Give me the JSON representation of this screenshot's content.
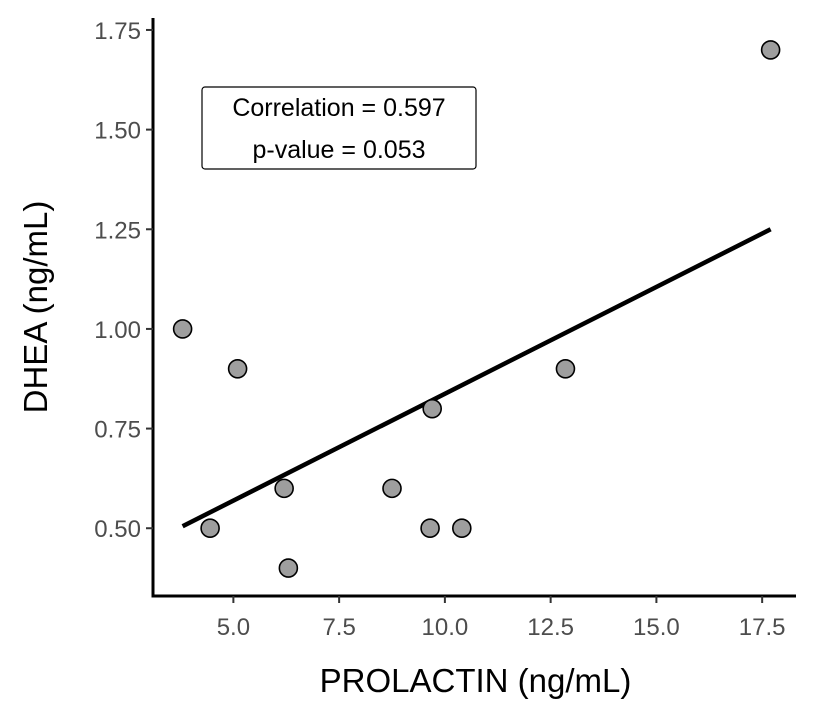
{
  "chart_data": {
    "type": "scatter",
    "xlabel": "PROLACTIN (ng/mL)",
    "ylabel": "DHEA (ng/mL)",
    "xlim": [
      3.1,
      18.3
    ],
    "ylim": [
      0.33,
      1.78
    ],
    "x_ticks": [
      5.0,
      7.5,
      10.0,
      12.5,
      15.0,
      17.5
    ],
    "x_tick_labels": [
      "5.0",
      "7.5",
      "10.0",
      "12.5",
      "15.0",
      "17.5"
    ],
    "y_ticks": [
      0.5,
      0.75,
      1.0,
      1.25,
      1.5,
      1.75
    ],
    "y_tick_labels": [
      "0.50",
      "0.75",
      "1.00",
      "1.25",
      "1.50",
      "1.75"
    ],
    "grid": false,
    "series": [
      {
        "points": [
          {
            "x": 3.8,
            "y": 1.0
          },
          {
            "x": 4.45,
            "y": 0.5
          },
          {
            "x": 5.1,
            "y": 0.9
          },
          {
            "x": 6.2,
            "y": 0.6
          },
          {
            "x": 6.3,
            "y": 0.4
          },
          {
            "x": 8.75,
            "y": 0.6
          },
          {
            "x": 9.65,
            "y": 0.5
          },
          {
            "x": 9.7,
            "y": 0.8
          },
          {
            "x": 10.4,
            "y": 0.5
          },
          {
            "x": 12.85,
            "y": 0.9
          },
          {
            "x": 17.7,
            "y": 1.7
          }
        ],
        "point_color": "#9e9e9e"
      }
    ],
    "trend_line": {
      "x": [
        3.8,
        17.7
      ],
      "y": [
        0.505,
        1.25
      ],
      "color": "#000000"
    },
    "annotation": {
      "lines": [
        "Correlation = 0.597",
        "p-value = 0.053"
      ],
      "position": "top-left"
    }
  }
}
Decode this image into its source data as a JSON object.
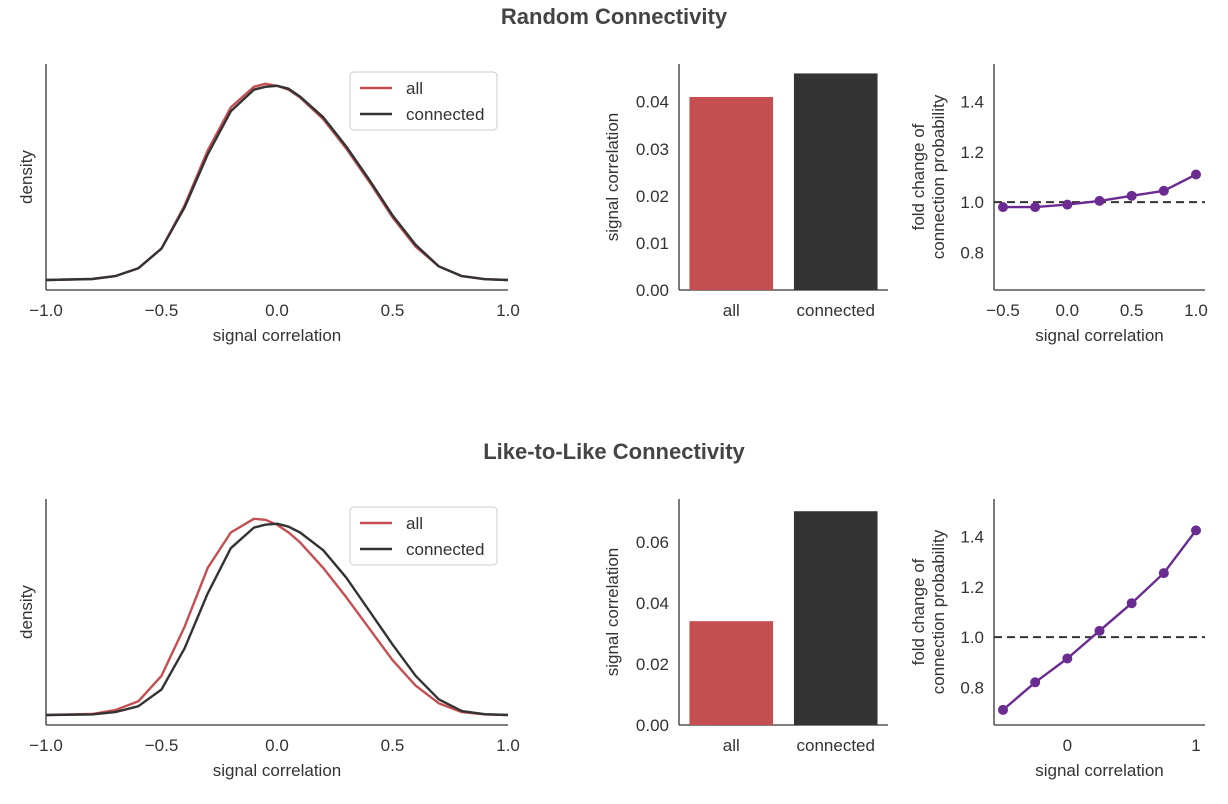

Problem details: Write out every record above exactly as it stands, but leave out the pictures.

Task output:
Give me the JSON representation of this screenshot's content.
{
  "chart_data": {
    "type": "scatter",
    "xlabel": "PROLACTIN (ng/mL)",
    "ylabel": "DHEA (ng/mL)",
    "xlim": [
      3.1,
      18.3
    ],
    "ylim": [
      0.33,
      1.78
    ],
    "x_ticks": [
      5.0,
      7.5,
      10.0,
      12.5,
      15.0,
      17.5
    ],
    "x_tick_labels": [
      "5.0",
      "7.5",
      "10.0",
      "12.5",
      "15.0",
      "17.5"
    ],
    "y_ticks": [
      0.5,
      0.75,
      1.0,
      1.25,
      1.5,
      1.75
    ],
    "y_tick_labels": [
      "0.50",
      "0.75",
      "1.00",
      "1.25",
      "1.50",
      "1.75"
    ],
    "grid": false,
    "series": [
      {
        "points": [
          {
            "x": 3.8,
            "y": 1.0
          },
          {
            "x": 4.45,
            "y": 0.5
          },
          {
            "x": 5.1,
            "y": 0.9
          },
          {
            "x": 6.2,
            "y": 0.6
          },
          {
            "x": 6.3,
            "y": 0.4
          },
          {
            "x": 8.75,
            "y": 0.6
          },
          {
            "x": 9.65,
            "y": 0.5
          },
          {
            "x": 9.7,
            "y": 0.8
          },
          {
            "x": 10.4,
            "y": 0.5
          },
          {
            "x": 12.85,
            "y": 0.9
          },
          {
            "x": 17.7,
            "y": 1.7
          }
        ],
        "point_color": "#9e9e9e"
      }
    ],
    "trend_line": {
      "x": [
        3.8,
        17.7
      ],
      "y": [
        0.505,
        1.25
      ],
      "color": "#000000"
    },
    "annotation": {
      "lines": [
        "Correlation = 0.597",
        "p-value = 0.053"
      ],
      "position": "top-left"
    }
  }
}
Decode this image into its source data as a JSON object.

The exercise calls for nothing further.